▸ Exercise requirements
Count the lines below that contain the word "ORIGINS". Give only the number.

=== Provided material ===

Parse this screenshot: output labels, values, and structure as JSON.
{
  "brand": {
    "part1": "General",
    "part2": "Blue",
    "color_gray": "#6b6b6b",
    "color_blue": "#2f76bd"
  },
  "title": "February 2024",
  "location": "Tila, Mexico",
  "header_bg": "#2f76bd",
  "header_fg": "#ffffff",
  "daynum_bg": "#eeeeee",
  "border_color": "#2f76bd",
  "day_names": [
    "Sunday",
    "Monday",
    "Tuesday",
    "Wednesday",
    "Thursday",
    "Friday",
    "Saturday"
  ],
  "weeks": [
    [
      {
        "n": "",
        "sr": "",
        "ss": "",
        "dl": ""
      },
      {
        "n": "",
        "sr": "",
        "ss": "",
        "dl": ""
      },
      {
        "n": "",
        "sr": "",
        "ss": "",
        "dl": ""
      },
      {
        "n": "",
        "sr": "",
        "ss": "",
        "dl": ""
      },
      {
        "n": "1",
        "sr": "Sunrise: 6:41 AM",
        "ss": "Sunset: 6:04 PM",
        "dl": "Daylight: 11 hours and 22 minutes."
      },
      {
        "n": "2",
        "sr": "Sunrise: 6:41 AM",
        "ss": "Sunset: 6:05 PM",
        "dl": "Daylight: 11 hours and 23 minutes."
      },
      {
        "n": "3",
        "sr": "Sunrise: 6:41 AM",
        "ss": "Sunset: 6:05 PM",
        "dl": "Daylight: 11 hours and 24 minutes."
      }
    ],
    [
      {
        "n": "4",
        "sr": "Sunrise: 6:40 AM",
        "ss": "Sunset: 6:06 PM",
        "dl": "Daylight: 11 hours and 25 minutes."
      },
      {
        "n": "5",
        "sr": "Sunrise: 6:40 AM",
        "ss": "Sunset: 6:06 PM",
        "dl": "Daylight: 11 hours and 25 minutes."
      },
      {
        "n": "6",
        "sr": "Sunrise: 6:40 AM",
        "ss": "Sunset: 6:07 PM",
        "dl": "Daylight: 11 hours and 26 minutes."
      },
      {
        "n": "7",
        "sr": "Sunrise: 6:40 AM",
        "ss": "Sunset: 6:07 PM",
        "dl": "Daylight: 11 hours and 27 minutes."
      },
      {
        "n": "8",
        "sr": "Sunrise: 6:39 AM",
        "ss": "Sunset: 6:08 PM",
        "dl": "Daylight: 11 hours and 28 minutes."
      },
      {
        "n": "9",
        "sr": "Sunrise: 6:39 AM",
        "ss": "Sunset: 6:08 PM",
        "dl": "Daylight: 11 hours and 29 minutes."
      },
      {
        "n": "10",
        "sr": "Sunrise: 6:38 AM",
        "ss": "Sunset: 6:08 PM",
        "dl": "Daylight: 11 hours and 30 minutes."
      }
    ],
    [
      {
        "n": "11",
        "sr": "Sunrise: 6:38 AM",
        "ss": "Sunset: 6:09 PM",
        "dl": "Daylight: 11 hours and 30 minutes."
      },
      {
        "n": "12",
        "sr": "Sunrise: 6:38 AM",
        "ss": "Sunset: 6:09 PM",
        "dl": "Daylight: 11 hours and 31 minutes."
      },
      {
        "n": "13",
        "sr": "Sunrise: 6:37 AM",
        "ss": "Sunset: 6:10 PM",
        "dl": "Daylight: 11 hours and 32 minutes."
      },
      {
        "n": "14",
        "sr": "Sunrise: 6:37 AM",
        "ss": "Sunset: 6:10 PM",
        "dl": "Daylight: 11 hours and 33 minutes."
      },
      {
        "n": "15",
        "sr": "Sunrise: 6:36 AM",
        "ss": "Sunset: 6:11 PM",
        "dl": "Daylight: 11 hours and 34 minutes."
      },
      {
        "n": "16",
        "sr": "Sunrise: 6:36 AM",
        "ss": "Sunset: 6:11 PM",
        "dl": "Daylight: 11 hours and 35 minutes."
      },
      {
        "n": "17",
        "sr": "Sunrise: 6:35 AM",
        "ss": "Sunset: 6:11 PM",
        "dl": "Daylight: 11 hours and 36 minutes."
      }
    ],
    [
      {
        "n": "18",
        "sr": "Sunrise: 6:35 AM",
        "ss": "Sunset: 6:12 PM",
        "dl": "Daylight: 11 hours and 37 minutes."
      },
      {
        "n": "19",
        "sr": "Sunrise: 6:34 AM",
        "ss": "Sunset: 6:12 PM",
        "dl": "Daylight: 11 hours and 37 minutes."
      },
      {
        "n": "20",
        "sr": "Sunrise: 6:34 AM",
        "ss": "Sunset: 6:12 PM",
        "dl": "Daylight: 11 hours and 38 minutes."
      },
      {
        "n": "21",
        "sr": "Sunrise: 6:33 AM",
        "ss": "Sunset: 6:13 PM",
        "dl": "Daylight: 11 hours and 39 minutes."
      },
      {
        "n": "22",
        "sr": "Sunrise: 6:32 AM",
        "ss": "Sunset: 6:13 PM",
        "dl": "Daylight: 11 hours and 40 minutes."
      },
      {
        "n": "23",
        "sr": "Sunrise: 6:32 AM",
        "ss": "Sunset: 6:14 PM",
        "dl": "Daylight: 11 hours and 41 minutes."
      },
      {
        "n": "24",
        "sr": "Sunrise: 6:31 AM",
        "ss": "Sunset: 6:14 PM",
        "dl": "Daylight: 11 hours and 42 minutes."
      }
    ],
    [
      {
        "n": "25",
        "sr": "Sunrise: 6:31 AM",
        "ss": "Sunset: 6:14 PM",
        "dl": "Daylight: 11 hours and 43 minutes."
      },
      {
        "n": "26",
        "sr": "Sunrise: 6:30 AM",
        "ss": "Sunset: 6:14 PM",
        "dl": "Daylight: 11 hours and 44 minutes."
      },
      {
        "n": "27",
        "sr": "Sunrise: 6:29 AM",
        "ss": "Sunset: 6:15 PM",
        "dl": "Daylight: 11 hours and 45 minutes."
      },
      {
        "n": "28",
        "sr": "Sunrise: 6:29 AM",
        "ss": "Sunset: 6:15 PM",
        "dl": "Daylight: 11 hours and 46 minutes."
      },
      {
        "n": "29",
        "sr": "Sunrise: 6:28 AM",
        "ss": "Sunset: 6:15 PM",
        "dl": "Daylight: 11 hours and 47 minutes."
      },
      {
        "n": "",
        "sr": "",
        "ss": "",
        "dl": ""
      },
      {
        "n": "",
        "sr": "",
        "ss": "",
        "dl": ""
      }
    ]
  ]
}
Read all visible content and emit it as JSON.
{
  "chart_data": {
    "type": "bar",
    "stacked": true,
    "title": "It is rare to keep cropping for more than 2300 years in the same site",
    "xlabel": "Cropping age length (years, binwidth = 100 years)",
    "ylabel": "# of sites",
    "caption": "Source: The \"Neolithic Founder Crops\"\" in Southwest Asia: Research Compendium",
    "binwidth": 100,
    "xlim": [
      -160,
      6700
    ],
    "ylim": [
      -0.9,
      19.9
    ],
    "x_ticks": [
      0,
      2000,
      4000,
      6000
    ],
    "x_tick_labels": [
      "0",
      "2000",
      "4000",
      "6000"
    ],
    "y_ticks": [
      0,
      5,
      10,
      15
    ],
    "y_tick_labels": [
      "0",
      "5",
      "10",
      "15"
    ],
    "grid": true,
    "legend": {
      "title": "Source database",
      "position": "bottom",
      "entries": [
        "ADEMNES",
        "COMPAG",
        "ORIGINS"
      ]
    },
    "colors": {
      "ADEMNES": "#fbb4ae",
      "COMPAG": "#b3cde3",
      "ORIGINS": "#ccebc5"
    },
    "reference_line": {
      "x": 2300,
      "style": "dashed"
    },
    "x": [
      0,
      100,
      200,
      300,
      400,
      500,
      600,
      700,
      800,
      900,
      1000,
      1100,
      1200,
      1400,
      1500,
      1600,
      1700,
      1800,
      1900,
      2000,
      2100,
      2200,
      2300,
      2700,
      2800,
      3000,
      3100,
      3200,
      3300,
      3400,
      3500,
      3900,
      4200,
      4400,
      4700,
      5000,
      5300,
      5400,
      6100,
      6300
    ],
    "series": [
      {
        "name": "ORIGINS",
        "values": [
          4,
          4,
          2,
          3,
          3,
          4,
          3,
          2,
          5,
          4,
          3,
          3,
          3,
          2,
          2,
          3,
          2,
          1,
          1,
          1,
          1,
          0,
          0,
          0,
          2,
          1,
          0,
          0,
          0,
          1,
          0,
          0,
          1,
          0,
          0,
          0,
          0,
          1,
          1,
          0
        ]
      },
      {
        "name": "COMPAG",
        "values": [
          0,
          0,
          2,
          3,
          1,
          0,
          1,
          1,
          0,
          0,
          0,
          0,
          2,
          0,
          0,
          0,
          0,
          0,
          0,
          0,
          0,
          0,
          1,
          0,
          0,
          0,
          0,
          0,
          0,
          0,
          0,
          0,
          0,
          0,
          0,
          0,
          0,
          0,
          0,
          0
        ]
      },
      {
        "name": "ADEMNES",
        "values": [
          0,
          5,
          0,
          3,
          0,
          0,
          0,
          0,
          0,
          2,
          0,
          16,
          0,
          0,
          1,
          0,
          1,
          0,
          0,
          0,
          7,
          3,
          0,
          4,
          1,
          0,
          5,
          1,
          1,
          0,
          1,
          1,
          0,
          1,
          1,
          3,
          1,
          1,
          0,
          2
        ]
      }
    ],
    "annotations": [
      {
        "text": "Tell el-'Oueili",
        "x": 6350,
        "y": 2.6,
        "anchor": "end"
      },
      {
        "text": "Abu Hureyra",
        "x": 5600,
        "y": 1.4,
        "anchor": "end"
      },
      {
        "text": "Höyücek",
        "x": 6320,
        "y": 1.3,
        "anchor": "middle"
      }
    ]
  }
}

===

▸ Final result
3